Data entries.
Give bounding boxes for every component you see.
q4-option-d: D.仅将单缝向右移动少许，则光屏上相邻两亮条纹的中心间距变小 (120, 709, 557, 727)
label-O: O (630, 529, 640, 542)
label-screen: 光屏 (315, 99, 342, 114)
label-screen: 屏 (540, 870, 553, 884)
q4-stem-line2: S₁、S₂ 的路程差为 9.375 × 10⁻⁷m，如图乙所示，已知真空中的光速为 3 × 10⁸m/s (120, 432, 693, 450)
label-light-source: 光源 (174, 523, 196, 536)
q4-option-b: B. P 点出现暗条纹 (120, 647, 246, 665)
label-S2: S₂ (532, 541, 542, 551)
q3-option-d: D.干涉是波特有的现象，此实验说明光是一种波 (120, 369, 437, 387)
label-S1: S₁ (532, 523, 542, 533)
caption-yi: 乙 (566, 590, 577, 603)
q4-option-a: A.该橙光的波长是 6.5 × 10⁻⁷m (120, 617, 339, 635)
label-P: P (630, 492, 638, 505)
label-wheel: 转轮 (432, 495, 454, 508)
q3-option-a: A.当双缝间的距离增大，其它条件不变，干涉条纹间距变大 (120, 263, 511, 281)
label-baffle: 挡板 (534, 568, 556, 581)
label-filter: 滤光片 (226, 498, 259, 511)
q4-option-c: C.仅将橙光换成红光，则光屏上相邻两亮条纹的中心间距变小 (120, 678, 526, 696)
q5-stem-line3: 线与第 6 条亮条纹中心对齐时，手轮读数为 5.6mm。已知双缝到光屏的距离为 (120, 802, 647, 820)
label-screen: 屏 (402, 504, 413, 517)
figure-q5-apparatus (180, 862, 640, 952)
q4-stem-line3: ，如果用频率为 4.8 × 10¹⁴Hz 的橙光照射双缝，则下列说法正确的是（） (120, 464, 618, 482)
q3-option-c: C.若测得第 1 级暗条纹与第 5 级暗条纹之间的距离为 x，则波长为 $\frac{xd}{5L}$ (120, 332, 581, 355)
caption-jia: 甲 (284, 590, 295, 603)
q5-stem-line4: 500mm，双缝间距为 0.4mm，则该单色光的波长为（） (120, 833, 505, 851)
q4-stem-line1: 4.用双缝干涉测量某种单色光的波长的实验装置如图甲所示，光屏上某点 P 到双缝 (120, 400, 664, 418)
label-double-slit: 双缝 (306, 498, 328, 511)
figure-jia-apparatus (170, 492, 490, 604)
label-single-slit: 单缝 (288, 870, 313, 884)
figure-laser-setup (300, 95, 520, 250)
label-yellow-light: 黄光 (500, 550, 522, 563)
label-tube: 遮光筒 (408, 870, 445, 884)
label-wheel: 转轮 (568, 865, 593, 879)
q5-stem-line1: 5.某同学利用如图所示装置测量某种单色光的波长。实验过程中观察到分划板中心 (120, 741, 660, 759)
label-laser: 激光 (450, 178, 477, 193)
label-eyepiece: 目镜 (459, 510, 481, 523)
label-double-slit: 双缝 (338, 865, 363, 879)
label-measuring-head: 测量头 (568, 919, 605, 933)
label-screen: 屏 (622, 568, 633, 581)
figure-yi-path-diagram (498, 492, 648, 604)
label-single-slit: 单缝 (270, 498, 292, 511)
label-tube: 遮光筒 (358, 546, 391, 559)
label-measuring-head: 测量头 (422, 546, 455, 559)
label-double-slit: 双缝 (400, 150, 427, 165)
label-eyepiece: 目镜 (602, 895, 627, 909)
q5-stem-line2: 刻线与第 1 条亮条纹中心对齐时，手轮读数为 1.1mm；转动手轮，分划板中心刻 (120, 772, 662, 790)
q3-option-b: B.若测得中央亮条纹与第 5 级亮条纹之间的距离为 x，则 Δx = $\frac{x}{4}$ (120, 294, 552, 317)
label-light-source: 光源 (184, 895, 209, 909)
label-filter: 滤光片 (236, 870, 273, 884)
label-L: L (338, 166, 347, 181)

Problem requirements.
Pull out the data from its first line up to and including the line that contains "caption-yi: 乙 (566, 590, 577, 603)", and reproduce those lines unchanged.

Task answer.
Give bounding boxes for every component you see.
q4-option-d: D.仅将单缝向右移动少许，则光屏上相邻两亮条纹的中心间距变小 (120, 709, 557, 727)
label-O: O (630, 529, 640, 542)
label-screen: 光屏 (315, 99, 342, 114)
label-screen: 屏 (540, 870, 553, 884)
q4-stem-line2: S₁、S₂ 的路程差为 9.375 × 10⁻⁷m，如图乙所示，已知真空中的光速为 3 × 10⁸m/s (120, 432, 693, 450)
label-light-source: 光源 (174, 523, 196, 536)
q4-option-b: B. P 点出现暗条纹 (120, 647, 246, 665)
label-S2: S₂ (532, 541, 542, 551)
q3-option-d: D.干涉是波特有的现象，此实验说明光是一种波 (120, 369, 437, 387)
label-S1: S₁ (532, 523, 542, 533)
caption-yi: 乙 (566, 590, 577, 603)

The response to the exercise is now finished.